+++ Exercise inputs

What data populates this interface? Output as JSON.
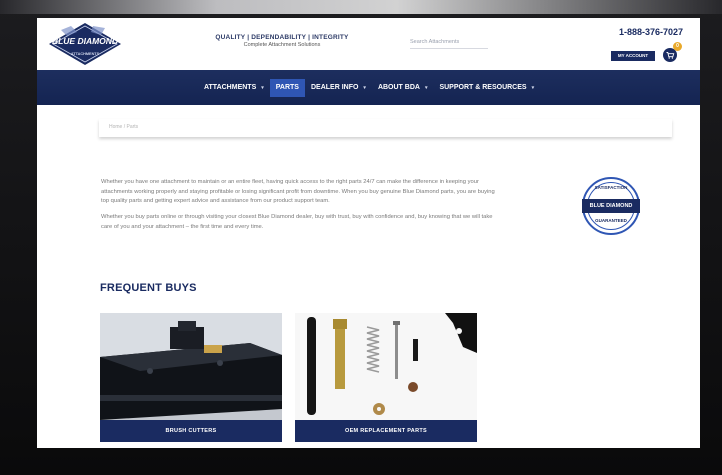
{
  "header": {
    "brand": "BLUE DIAMOND",
    "brand_sub": "ATTACHMENTS",
    "tagline": "QUALITY | DEPENDABILITY | INTEGRITY",
    "subtagline": "Complete Attachment Solutions",
    "search_placeholder": "Search Attachments",
    "phone": "1-888-376-7027",
    "my_account": "MY ACCOUNT",
    "cart_count": "0"
  },
  "nav": {
    "items": [
      {
        "label": "ATTACHMENTS",
        "caret": "▾"
      },
      {
        "label": "PARTS",
        "caret": ""
      },
      {
        "label": "DEALER INFO",
        "caret": "▾"
      },
      {
        "label": "ABOUT BDA",
        "caret": "▾"
      },
      {
        "label": "SUPPORT & RESOURCES",
        "caret": "▾"
      }
    ],
    "active_index": 1
  },
  "breadcrumb": "Home / Parts",
  "intro": {
    "p1": "Whether you have one attachment to maintain or an entire fleet, having quick access to the right parts 24/7 can make the difference in keeping your attachments working properly and staying profitable or losing significant profit from downtime. When you buy genuine Blue Diamond parts, you are buying top quality parts and getting expert advice and assistance from our product support team.",
    "p2": "Whether you buy parts online or through visiting your closest Blue Diamond dealer, buy with trust, buy with confidence and, buy knowing that we will take care of you and your attachment – the first time and every time."
  },
  "badge": {
    "top": "SATISFACTION",
    "middle": "BLUE DIAMOND",
    "bottom": "GUARANTEED"
  },
  "frequent_buys": {
    "title": "FREQUENT BUYS",
    "cards": [
      {
        "label": "BRUSH CUTTERS"
      },
      {
        "label": "OEM REPLACEMENT PARTS"
      }
    ]
  },
  "colors": {
    "navy": "#1a2b61",
    "active_blue": "#2f56b4",
    "gold": "#e9a92b"
  }
}
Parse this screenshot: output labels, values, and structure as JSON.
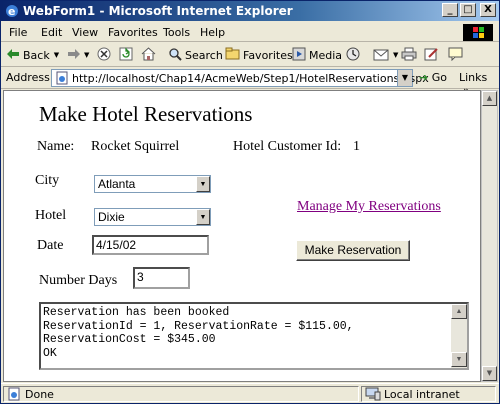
{
  "window": {
    "title": "WebForm1 - Microsoft Internet Explorer"
  },
  "window_controls": {
    "minimize": "_",
    "maximize": "□",
    "close": "X"
  },
  "menu": [
    "File",
    "Edit",
    "View",
    "Favorites",
    "Tools",
    "Help"
  ],
  "toolbar": {
    "back": "Back",
    "search": "Search",
    "favorites": "Favorites",
    "media": "Media"
  },
  "address": {
    "label": "Address",
    "url": "http://localhost/Chap14/AcmeWeb/Step1/HotelReservations.aspx",
    "go": "Go",
    "links": "Links",
    "more": "»"
  },
  "page": {
    "title": "Make Hotel Reservations",
    "name_label": "Name:",
    "name_value": "Rocket Squirrel",
    "customer_id_label": "Hotel Customer Id:",
    "customer_id_value": "1",
    "city_label": "City",
    "city_value": "Atlanta",
    "hotel_label": "Hotel",
    "hotel_value": "Dixie",
    "date_label": "Date",
    "date_value": "4/15/02",
    "days_label": "Number Days",
    "days_value": "3",
    "manage_link": "Manage My Reservations",
    "make_button": "Make Reservation",
    "result_text": "Reservation has been booked\nReservationId = 1, ReservationRate = $115.00,\nReservationCost = $345.00\nOK"
  },
  "status": {
    "left": "Done",
    "zone": "Local intranet"
  },
  "colors": {
    "titlebar": "#0a246a",
    "link_visited": "#800080",
    "chrome": "#ece9d8"
  }
}
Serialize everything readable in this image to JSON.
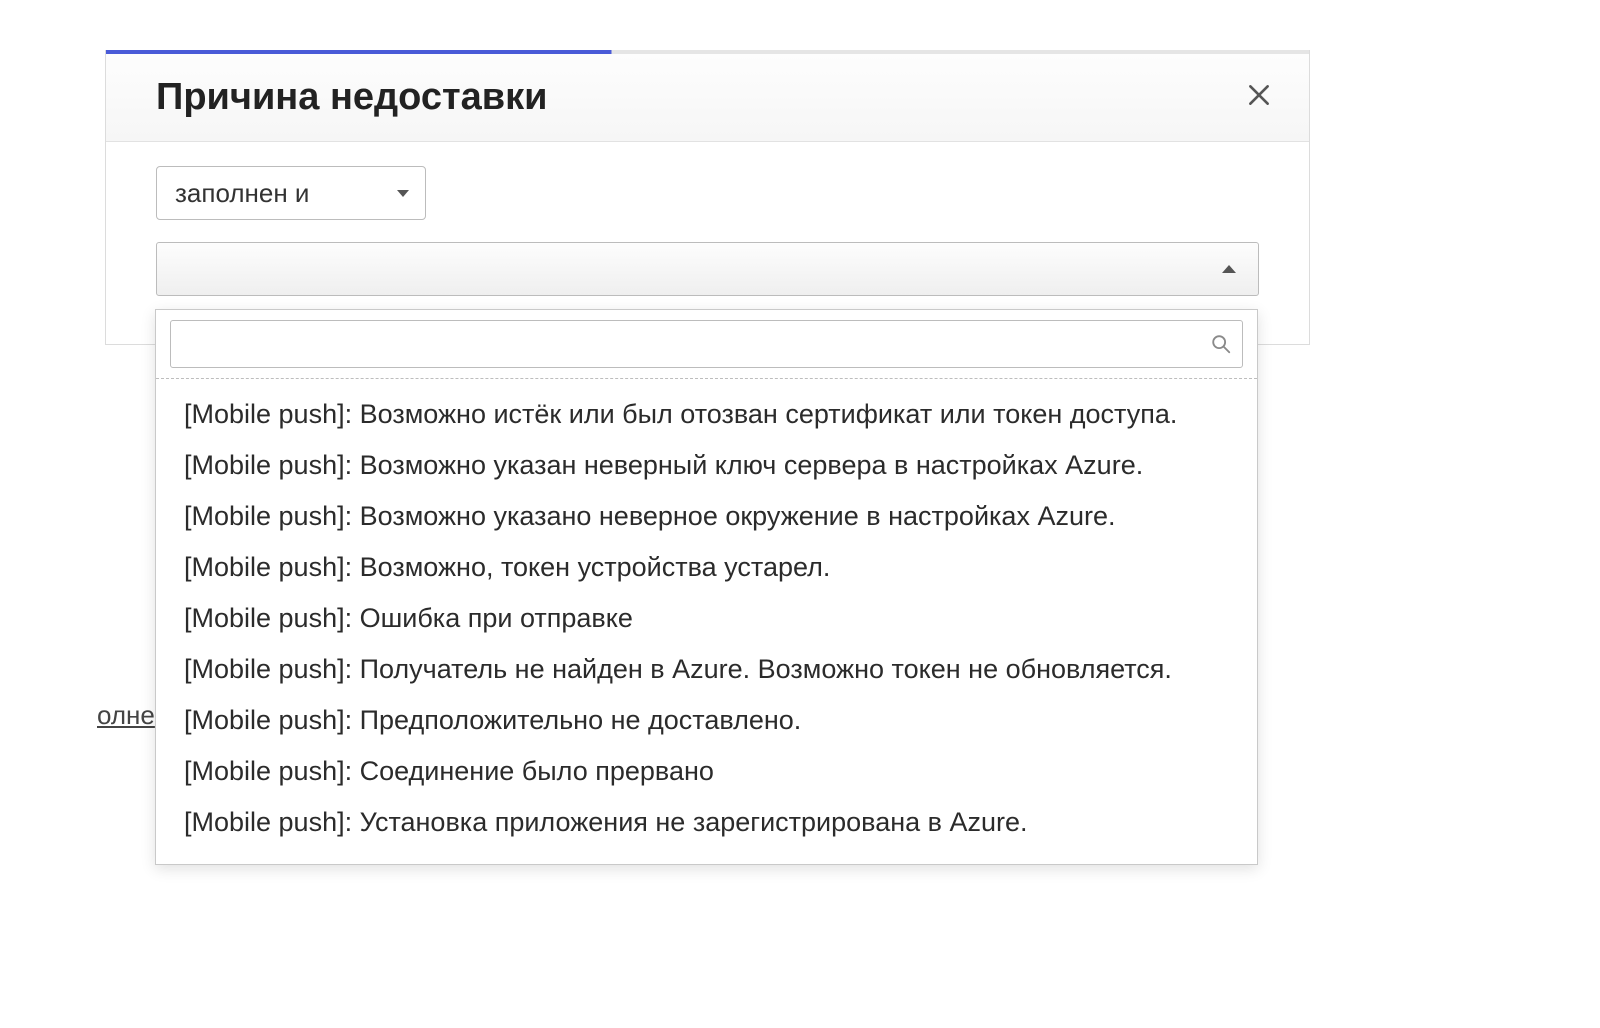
{
  "background": {
    "link_fragment": "олне"
  },
  "panel": {
    "title": "Причина недоставки",
    "condition_select": {
      "value": "заполнен и"
    },
    "reason_select": {
      "value": ""
    }
  },
  "dropdown": {
    "search_value": "",
    "items": [
      "[Mobile push]: Возможно истёк или был отозван сертификат или токен доступа.",
      "[Mobile push]: Возможно указан неверный ключ сервера в настройках Azure.",
      "[Mobile push]: Возможно указано неверное окружение в настройках Azure.",
      "[Mobile push]: Возможно, токен устройства устарел.",
      "[Mobile push]: Ошибка при отправке",
      "[Mobile push]: Получатель не найден в Azure. Возможно токен не обновляется.",
      "[Mobile push]: Предположительно не доставлено.",
      "[Mobile push]: Соединение было прервано",
      "[Mobile push]: Установка приложения не зарегистрирована в Azure."
    ]
  }
}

++++++

• **Requirement**
Find the word "Возможно" in the data and show each line that holds it.

• **Correct result**
      "[Mobile push]: Возможно истёк или был отозван сертификат или токен доступа.",
      "[Mobile push]: Возможно указан неверный ключ сервера в настройках Azure.",
      "[Mobile push]: Возможно указано неверное окружение в настройках Azure.",
      "[Mobile push]: Возможно, токен устройства устарел.",
      "[Mobile push]: Получатель не найден в Azure. Возможно токен не обновляется.",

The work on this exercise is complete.